**Exercise instructions**
Reproduce all entries precisely as they are written.

**Input**
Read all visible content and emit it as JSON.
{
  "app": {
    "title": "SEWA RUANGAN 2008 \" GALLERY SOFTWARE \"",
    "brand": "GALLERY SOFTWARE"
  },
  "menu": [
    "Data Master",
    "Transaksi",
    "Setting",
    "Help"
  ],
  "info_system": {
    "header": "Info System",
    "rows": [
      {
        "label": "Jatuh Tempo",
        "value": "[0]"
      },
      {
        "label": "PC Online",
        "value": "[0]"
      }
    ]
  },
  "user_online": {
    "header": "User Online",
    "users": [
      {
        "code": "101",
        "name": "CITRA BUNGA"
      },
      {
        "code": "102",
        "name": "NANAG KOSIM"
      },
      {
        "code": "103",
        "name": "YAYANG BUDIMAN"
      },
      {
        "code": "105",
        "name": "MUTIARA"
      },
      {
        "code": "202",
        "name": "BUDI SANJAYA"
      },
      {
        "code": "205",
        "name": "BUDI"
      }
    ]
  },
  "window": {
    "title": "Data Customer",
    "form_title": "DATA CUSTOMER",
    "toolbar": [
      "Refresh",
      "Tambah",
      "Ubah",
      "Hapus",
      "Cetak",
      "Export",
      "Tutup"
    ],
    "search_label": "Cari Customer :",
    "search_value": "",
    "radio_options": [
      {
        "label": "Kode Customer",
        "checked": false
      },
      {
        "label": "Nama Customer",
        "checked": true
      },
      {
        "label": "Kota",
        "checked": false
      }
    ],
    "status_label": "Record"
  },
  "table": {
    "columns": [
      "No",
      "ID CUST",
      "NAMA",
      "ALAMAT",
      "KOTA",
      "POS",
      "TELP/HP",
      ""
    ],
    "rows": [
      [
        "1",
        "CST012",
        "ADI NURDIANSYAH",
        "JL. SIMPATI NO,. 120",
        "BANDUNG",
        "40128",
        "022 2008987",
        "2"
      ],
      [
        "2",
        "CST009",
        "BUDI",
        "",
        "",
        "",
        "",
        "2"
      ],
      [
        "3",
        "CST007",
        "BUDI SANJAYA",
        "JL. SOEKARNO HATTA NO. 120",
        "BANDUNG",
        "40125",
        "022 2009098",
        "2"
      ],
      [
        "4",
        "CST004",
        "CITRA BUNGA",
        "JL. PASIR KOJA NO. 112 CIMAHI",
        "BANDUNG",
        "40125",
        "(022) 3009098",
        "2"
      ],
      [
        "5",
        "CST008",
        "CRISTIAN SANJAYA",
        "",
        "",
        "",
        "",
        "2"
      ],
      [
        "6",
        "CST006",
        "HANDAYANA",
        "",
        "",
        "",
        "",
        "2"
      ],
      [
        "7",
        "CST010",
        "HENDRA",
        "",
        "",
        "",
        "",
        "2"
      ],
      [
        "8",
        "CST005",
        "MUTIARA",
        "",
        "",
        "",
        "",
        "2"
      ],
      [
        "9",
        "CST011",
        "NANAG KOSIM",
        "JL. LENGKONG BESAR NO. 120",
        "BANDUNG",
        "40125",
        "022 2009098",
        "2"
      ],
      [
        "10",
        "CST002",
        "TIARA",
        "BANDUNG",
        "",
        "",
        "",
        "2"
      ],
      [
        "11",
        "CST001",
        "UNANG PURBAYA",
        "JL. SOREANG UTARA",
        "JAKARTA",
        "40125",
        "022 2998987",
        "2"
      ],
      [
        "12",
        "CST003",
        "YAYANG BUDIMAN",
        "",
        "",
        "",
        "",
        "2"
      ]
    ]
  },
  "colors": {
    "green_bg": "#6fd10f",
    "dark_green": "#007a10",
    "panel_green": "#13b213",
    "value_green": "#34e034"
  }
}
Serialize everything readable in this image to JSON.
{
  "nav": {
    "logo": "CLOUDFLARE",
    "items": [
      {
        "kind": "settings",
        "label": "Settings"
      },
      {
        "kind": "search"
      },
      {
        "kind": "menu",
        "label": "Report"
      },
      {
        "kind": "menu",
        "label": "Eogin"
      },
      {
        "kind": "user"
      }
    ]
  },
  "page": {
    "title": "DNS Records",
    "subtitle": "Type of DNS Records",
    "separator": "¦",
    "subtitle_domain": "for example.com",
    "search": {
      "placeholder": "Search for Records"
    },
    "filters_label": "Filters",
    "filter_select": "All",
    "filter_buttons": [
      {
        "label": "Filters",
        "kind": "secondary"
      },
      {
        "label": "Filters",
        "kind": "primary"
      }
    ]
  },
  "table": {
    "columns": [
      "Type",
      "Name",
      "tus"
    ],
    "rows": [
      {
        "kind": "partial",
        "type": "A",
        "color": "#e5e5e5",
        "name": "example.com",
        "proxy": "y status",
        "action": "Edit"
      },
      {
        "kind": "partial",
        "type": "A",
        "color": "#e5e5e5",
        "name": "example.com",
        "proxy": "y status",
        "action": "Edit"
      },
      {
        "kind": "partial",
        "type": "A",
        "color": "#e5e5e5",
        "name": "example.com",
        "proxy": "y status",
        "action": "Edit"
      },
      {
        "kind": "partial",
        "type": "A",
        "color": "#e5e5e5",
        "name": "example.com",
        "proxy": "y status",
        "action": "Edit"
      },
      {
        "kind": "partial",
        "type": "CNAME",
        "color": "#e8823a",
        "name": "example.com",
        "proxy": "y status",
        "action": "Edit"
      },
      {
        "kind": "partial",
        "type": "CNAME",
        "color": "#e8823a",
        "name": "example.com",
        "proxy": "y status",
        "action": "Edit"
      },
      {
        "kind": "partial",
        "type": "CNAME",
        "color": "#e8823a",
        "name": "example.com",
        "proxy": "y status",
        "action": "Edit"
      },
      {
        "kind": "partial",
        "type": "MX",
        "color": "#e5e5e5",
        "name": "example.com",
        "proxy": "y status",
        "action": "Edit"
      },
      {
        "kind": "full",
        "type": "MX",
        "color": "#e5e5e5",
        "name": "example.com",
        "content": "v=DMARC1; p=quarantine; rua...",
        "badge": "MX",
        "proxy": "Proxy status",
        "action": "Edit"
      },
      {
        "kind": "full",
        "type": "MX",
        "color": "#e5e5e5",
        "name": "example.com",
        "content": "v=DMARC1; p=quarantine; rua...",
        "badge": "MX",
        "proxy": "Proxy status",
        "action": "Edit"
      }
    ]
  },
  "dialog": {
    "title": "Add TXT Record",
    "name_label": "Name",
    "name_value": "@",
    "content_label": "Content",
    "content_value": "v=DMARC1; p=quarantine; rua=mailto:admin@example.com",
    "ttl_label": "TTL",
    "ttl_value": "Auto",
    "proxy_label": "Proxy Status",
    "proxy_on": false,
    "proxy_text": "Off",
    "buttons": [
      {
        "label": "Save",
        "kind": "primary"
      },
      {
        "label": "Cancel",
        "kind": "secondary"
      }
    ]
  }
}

**Response to the exercise**
Read all visible content and emit it as JSON.
{
  "app": {
    "title": "SEWA RUANGAN 2008 \" GALLERY SOFTWARE \"",
    "brand": "GALLERY SOFTWARE"
  },
  "menu": [
    "Data Master",
    "Transaksi",
    "Setting",
    "Help"
  ],
  "info_system": {
    "header": "Info System",
    "rows": [
      {
        "label": "Jatuh Tempo",
        "value": "[0]"
      },
      {
        "label": "PC Online",
        "value": "[0]"
      }
    ]
  },
  "user_online": {
    "header": "User Online",
    "users": [
      {
        "code": "101",
        "name": "CITRA BUNGA"
      },
      {
        "code": "102",
        "name": "NANAG KOSIM"
      },
      {
        "code": "103",
        "name": "YAYANG BUDIMAN"
      },
      {
        "code": "105",
        "name": "MUTIARA"
      },
      {
        "code": "202",
        "name": "BUDI SANJAYA"
      },
      {
        "code": "205",
        "name": "BUDI"
      }
    ]
  },
  "window": {
    "title": "Data Customer",
    "form_title": "DATA CUSTOMER",
    "toolbar": [
      "Refresh",
      "Tambah",
      "Ubah",
      "Hapus",
      "Cetak",
      "Export",
      "Tutup"
    ],
    "search_label": "Cari Customer :",
    "search_value": "",
    "radio_options": [
      {
        "label": "Kode Customer",
        "checked": false
      },
      {
        "label": "Nama Customer",
        "checked": true
      },
      {
        "label": "Kota",
        "checked": false
      }
    ],
    "status_label": "Record"
  },
  "table": {
    "columns": [
      "No",
      "ID CUST",
      "NAMA",
      "ALAMAT",
      "KOTA",
      "POS",
      "TELP/HP",
      ""
    ],
    "rows": [
      [
        "1",
        "CST012",
        "ADI NURDIANSYAH",
        "JL. SIMPATI NO,. 120",
        "BANDUNG",
        "40128",
        "022 2008987",
        "2"
      ],
      [
        "2",
        "CST009",
        "BUDI",
        "",
        "",
        "",
        "",
        "2"
      ],
      [
        "3",
        "CST007",
        "BUDI SANJAYA",
        "JL. SOEKARNO HATTA NO. 120",
        "BANDUNG",
        "40125",
        "022 2009098",
        "2"
      ],
      [
        "4",
        "CST004",
        "CITRA BUNGA",
        "JL. PASIR KOJA NO. 112 CIMAHI",
        "BANDUNG",
        "40125",
        "(022) 3009098",
        "2"
      ],
      [
        "5",
        "CST008",
        "CRISTIAN SANJAYA",
        "",
        "",
        "",
        "",
        "2"
      ],
      [
        "6",
        "CST006",
        "HANDAYANA",
        "",
        "",
        "",
        "",
        "2"
      ],
      [
        "7",
        "CST010",
        "HENDRA",
        "",
        "",
        "",
        "",
        "2"
      ],
      [
        "8",
        "CST005",
        "MUTIARA",
        "",
        "",
        "",
        "",
        "2"
      ],
      [
        "9",
        "CST011",
        "NANAG KOSIM",
        "JL. LENGKONG BESAR NO. 120",
        "BANDUNG",
        "40125",
        "022 2009098",
        "2"
      ],
      [
        "10",
        "CST002",
        "TIARA",
        "BANDUNG",
        "",
        "",
        "",
        "2"
      ],
      [
        "11",
        "CST001",
        "UNANG PURBAYA",
        "JL. SOREANG UTARA",
        "JAKARTA",
        "40125",
        "022 2998987",
        "2"
      ],
      [
        "12",
        "CST003",
        "YAYANG BUDIMAN",
        "",
        "",
        "",
        "",
        "2"
      ]
    ]
  },
  "colors": {
    "green_bg": "#6fd10f",
    "dark_green": "#007a10",
    "panel_green": "#13b213",
    "value_green": "#34e034"
  }
}
Serialize everything readable in this image to JSON.
{
  "nav": {
    "logo": "CLOUDFLARE",
    "items": [
      {
        "kind": "settings",
        "label": "Settings"
      },
      {
        "kind": "search"
      },
      {
        "kind": "menu",
        "label": "Report"
      },
      {
        "kind": "menu",
        "label": "Eogin"
      },
      {
        "kind": "user"
      }
    ]
  },
  "page": {
    "title": "DNS Records",
    "subtitle": "Type of DNS Records",
    "separator": "¦",
    "subtitle_domain": "for example.com",
    "search": {
      "placeholder": "Search for Records"
    },
    "filters_label": "Filters",
    "filter_select": "All",
    "filter_buttons": [
      {
        "label": "Filters",
        "kind": "secondary"
      },
      {
        "label": "Filters",
        "kind": "primary"
      }
    ]
  },
  "table": {
    "columns": [
      "Type",
      "Name",
      "tus"
    ],
    "rows": [
      {
        "kind": "partial",
        "type": "A",
        "color": "#e5e5e5",
        "name": "example.com",
        "proxy": "y status",
        "action": "Edit"
      },
      {
        "kind": "partial",
        "type": "A",
        "color": "#e5e5e5",
        "name": "example.com",
        "proxy": "y status",
        "action": "Edit"
      },
      {
        "kind": "partial",
        "type": "A",
        "color": "#e5e5e5",
        "name": "example.com",
        "proxy": "y status",
        "action": "Edit"
      },
      {
        "kind": "partial",
        "type": "A",
        "color": "#e5e5e5",
        "name": "example.com",
        "proxy": "y status",
        "action": "Edit"
      },
      {
        "kind": "partial",
        "type": "CNAME",
        "color": "#e8823a",
        "name": "example.com",
        "proxy": "y status",
        "action": "Edit"
      },
      {
        "kind": "partial",
        "type": "CNAME",
        "color": "#e8823a",
        "name": "example.com",
        "proxy": "y status",
        "action": "Edit"
      },
      {
        "kind": "partial",
        "type": "CNAME",
        "color": "#e8823a",
        "name": "example.com",
        "proxy": "y status",
        "action": "Edit"
      },
      {
        "kind": "partial",
        "type": "MX",
        "color": "#e5e5e5",
        "name": "example.com",
        "proxy": "y status",
        "action": "Edit"
      },
      {
        "kind": "full",
        "type": "MX",
        "color": "#e5e5e5",
        "name": "example.com",
        "content": "v=DMARC1; p=quarantine; rua...",
        "badge": "MX",
        "proxy": "Proxy status",
        "action": "Edit"
      },
      {
        "kind": "full",
        "type": "MX",
        "color": "#e5e5e5",
        "name": "example.com",
        "content": "v=DMARC1; p=quarantine; rua...",
        "badge": "MX",
        "proxy": "Proxy status",
        "action": "Edit"
      }
    ]
  },
  "dialog": {
    "title": "Add TXT Record",
    "name_label": "Name",
    "name_value": "@",
    "content_label": "Content",
    "content_value": "v=DMARC1; p=quarantine; rua=mailto:admin@example.com",
    "ttl_label": "TTL",
    "ttl_value": "Auto",
    "proxy_label": "Proxy Status",
    "proxy_on": false,
    "proxy_text": "Off",
    "buttons": [
      {
        "label": "Save",
        "kind": "primary"
      },
      {
        "label": "Cancel",
        "kind": "secondary"
      }
    ]
  }
}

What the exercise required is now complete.